### Given problem:
Below is a listing; copy all of it exactly.

--

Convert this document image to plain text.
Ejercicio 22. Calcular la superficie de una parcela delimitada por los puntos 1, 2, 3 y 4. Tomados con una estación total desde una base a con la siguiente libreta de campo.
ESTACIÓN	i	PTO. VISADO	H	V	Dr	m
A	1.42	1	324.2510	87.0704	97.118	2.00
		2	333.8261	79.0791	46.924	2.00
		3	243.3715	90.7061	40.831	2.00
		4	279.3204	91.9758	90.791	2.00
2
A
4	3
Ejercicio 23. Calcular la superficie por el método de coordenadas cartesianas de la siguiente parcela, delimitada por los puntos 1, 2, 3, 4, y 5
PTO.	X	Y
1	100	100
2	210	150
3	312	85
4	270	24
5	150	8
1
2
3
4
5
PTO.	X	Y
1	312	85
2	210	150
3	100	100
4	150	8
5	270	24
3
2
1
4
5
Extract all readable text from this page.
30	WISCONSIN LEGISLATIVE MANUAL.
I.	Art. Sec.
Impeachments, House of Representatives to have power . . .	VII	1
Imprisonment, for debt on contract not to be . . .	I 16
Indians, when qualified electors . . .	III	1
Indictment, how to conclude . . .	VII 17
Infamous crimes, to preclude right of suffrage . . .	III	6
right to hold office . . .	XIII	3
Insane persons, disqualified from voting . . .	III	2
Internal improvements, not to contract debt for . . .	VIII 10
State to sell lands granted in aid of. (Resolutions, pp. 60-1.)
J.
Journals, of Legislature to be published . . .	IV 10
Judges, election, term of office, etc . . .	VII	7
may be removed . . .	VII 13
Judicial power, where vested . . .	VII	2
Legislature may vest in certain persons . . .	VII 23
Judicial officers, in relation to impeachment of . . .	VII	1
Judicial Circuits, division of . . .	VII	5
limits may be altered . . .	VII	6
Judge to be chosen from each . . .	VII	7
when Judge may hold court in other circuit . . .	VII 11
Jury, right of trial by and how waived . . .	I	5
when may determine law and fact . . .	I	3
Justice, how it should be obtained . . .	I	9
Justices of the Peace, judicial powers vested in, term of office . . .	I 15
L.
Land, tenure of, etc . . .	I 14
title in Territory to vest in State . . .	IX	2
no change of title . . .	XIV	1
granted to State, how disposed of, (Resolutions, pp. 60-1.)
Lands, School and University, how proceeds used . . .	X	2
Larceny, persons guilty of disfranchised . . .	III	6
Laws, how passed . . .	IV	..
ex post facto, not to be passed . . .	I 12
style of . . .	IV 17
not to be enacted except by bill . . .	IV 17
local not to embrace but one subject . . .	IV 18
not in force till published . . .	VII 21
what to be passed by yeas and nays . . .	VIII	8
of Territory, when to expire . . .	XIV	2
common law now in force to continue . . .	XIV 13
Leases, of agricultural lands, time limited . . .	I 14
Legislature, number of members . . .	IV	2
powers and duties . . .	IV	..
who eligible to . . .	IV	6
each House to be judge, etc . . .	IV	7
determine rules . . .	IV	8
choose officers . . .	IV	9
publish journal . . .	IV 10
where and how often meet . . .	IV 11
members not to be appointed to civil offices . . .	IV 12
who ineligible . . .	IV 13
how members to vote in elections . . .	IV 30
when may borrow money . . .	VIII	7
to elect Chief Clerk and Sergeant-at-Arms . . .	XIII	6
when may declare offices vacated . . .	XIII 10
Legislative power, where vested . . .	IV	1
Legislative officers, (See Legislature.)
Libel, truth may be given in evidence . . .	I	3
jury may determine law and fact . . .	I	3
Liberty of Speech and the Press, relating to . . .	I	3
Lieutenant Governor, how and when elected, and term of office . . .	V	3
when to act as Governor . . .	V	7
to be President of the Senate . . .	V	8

--

### Written answer:
Convert this document image to plain text.
Ejercicio 22. Calcular la superficie de una parcela delimitada por los puntos 1, 2, 3 y 4. Tomados con una estación total desde una base a con la siguiente libreta de campo.
ESTACIÓN	i	PTO. VISADO	H	V	Dr	m
A	1.42	1	324.2510	87.0704	97.118	2.00
		2	333.8261	79.0791	46.924	2.00
		3	243.3715	90.7061	40.831	2.00
		4	279.3204	91.9758	90.791	2.00
2
A
4	3
Ejercicio 23. Calcular la superficie por el método de coordenadas cartesianas de la siguiente parcela, delimitada por los puntos 1, 2, 3, 4, y 5
PTO.	X	Y
1	100	100
2	210	150
3	312	85
4	270	24
5	150	8
1
2
3
4
5
PTO.	X	Y
1	312	85
2	210	150
3	100	100
4	150	8
5	270	24
3
2
1
4
5
Extract all readable text from this page.
30	WISCONSIN LEGISLATIVE MANUAL.
I.	Art. Sec.
Impeachments, House of Representatives to have power . . .	VII	1
Imprisonment, for debt on contract not to be . . .	I 16
Indians, when qualified electors . . .	III	1
Indictment, how to conclude . . .	VII 17
Infamous crimes, to preclude right of suffrage . . .	III	6
right to hold office . . .	XIII	3
Insane persons, disqualified from voting . . .	III	2
Internal improvements, not to contract debt for . . .	VIII 10
State to sell lands granted in aid of. (Resolutions, pp. 60-1.)
J.
Journals, of Legislature to be published . . .	IV 10
Judges, election, term of office, etc . . .	VII	7
may be removed . . .	VII 13
Judicial power, where vested . . .	VII	2
Legislature may vest in certain persons . . .	VII 23
Judicial officers, in relation to impeachment of . . .	VII	1
Judicial Circuits, division of . . .	VII	5
limits may be altered . . .	VII	6
Judge to be chosen from each . . .	VII	7
when Judge may hold court in other circuit . . .	VII 11
Jury, right of trial by and how waived . . .	I	5
when may determine law and fact . . .	I	3
Justice, how it should be obtained . . .	I	9
Justices of the Peace, judicial powers vested in, term of office . . .	I 15
L.
Land, tenure of, etc . . .	I 14
title in Territory to vest in State . . .	IX	2
no change of title . . .	XIV	1
granted to State, how disposed of, (Resolutions, pp. 60-1.)
Lands, School and University, how proceeds used . . .	X	2
Larceny, persons guilty of disfranchised . . .	III	6
Laws, how passed . . .	IV	..
ex post facto, not to be passed . . .	I 12
style of . . .	IV 17
not to be enacted except by bill . . .	IV 17
local not to embrace but one subject . . .	IV 18
not in force till published . . .	VII 21
what to be passed by yeas and nays . . .	VIII	8
of Territory, when to expire . . .	XIV	2
common law now in force to continue . . .	XIV 13
Leases, of agricultural lands, time limited . . .	I 14
Legislature, number of members . . .	IV	2
powers and duties . . .	IV	..
who eligible to . . .	IV	6
each House to be judge, etc . . .	IV	7
determine rules . . .	IV	8
choose officers . . .	IV	9
publish journal . . .	IV 10
where and how often meet . . .	IV 11
members not to be appointed to civil offices . . .	IV 12
who ineligible . . .	IV 13
how members to vote in elections . . .	IV 30
when may borrow money . . .	VIII	7
to elect Chief Clerk and Sergeant-at-Arms . . .	XIII	6
when may declare offices vacated . . .	XIII 10
Legislative power, where vested . . .	IV	1
Legislative officers, (See Legislature.)
Libel, truth may be given in evidence . . .	I	3
jury may determine law and fact . . .	I	3
Liberty of Speech and the Press, relating to . . .	I	3
Lieutenant Governor, how and when elected, and term of office . . .	V	3
when to act as Governor . . .	V	7
to be President of the Senate . . .	V	8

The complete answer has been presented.